AIM OF THE TASK: Search the material below for the word "navigateTo". Copy every line that has it.

A block of data:
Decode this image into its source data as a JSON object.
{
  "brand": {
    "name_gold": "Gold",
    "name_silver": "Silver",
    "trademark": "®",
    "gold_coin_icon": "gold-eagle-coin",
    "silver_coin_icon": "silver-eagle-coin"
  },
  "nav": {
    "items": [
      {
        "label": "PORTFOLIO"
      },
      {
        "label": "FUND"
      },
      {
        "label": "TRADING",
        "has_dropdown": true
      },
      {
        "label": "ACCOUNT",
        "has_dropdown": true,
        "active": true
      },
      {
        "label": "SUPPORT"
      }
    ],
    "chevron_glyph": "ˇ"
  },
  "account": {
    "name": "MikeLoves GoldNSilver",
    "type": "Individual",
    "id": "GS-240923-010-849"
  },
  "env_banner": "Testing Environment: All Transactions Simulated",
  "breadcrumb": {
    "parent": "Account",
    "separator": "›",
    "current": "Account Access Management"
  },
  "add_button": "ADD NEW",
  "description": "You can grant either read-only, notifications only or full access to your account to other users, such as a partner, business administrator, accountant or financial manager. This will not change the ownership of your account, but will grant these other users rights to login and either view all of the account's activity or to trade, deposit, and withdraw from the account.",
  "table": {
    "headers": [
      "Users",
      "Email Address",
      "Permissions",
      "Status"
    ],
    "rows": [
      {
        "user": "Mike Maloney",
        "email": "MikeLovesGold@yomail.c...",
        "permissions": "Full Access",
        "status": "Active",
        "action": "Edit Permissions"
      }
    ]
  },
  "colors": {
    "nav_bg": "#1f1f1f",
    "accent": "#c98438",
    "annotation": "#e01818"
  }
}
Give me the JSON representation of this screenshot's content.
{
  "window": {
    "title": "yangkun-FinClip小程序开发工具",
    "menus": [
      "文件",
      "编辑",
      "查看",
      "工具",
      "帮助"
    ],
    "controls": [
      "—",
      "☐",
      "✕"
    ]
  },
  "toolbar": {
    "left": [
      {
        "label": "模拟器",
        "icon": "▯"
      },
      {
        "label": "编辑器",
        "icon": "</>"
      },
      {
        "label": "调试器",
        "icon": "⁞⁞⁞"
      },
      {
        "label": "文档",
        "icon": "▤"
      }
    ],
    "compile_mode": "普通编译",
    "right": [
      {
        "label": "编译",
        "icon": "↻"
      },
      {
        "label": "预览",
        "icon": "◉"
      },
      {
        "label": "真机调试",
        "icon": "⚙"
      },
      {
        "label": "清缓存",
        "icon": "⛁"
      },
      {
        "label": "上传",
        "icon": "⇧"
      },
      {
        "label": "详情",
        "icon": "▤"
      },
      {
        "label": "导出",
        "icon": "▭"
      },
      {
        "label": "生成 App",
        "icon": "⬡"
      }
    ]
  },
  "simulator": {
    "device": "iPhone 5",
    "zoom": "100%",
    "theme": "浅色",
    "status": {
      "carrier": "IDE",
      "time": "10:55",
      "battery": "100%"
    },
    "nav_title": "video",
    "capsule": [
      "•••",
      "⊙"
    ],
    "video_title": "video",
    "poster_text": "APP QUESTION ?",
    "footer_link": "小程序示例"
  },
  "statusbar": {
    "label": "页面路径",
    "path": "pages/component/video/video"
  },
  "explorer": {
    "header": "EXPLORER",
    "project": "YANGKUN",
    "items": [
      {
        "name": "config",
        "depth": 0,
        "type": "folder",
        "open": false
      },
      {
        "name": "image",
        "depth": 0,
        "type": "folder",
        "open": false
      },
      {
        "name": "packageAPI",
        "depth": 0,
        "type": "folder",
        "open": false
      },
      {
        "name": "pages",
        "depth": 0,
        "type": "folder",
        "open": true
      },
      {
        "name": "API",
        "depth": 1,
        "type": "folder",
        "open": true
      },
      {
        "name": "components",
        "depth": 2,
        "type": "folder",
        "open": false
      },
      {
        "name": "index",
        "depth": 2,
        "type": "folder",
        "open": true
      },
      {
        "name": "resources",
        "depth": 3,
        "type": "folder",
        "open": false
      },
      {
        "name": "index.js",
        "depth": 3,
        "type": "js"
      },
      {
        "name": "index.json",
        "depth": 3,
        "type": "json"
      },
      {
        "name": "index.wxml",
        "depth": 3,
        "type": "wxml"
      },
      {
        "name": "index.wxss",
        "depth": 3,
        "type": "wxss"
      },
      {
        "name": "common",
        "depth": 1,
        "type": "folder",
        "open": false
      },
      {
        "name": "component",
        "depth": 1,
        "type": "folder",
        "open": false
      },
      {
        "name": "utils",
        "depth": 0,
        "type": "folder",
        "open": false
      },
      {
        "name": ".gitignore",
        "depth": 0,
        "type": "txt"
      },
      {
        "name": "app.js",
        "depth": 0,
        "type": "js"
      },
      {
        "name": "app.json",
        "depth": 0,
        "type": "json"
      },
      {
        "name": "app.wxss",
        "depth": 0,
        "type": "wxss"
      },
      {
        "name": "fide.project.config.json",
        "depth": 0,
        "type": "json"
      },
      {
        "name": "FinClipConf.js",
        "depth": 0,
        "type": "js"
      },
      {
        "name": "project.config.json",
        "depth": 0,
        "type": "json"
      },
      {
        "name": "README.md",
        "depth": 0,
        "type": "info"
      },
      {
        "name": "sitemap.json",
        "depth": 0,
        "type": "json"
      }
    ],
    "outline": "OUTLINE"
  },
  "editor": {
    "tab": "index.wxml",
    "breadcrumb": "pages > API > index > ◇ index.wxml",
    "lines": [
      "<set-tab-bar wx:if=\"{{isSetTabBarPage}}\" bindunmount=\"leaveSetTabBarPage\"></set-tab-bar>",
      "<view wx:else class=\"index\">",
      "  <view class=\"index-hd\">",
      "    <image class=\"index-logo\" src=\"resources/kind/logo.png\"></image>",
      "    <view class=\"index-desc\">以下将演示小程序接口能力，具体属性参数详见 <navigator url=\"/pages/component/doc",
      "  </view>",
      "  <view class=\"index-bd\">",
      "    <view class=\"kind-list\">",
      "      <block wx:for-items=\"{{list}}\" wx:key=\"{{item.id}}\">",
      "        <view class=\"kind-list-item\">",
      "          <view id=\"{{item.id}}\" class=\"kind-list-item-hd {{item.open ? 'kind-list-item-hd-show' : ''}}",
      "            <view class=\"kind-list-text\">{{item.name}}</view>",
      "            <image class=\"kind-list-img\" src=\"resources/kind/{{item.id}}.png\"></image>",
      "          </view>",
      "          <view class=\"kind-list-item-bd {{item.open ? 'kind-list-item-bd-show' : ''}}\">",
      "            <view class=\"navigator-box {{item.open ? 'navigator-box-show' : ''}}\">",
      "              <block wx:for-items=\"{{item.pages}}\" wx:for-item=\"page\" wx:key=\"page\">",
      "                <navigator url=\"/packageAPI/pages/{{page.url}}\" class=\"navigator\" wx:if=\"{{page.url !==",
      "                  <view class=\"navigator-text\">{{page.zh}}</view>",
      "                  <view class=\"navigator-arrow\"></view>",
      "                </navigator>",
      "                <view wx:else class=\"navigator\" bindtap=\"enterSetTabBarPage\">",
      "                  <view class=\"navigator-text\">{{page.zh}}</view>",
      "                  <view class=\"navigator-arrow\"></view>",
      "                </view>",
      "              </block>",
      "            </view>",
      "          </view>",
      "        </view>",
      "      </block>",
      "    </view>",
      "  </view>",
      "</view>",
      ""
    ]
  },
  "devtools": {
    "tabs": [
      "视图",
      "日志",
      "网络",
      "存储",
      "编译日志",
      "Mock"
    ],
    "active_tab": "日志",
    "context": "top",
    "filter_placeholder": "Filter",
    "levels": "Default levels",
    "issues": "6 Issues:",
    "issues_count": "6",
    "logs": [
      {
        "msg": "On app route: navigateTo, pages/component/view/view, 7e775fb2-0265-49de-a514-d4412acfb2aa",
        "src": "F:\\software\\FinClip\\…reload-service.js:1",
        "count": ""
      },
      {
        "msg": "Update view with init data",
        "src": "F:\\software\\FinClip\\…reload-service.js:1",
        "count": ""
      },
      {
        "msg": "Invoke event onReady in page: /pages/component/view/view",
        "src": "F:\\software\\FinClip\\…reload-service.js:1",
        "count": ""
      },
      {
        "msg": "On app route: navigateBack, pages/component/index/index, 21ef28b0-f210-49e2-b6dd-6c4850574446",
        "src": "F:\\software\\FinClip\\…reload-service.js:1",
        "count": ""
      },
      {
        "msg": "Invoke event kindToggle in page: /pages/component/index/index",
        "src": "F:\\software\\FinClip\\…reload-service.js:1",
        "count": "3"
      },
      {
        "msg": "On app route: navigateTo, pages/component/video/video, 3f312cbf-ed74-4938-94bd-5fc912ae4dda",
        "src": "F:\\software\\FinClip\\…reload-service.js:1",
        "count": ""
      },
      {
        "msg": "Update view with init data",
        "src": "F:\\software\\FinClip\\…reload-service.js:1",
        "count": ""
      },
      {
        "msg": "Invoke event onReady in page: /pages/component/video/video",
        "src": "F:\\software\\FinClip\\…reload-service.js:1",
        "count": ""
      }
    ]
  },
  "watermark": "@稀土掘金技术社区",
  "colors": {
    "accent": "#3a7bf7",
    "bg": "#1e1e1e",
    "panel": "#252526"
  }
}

EXERCISE OUTPUT:
        "msg": "On app route: navigateTo, pages/component/view/view, 7e775fb2-0265-49de-a514-d4412acfb2aa",
        "msg": "On app route: navigateTo, pages/component/video/video, 3f312cbf-ed74-4938-94bd-5fc912ae4dda",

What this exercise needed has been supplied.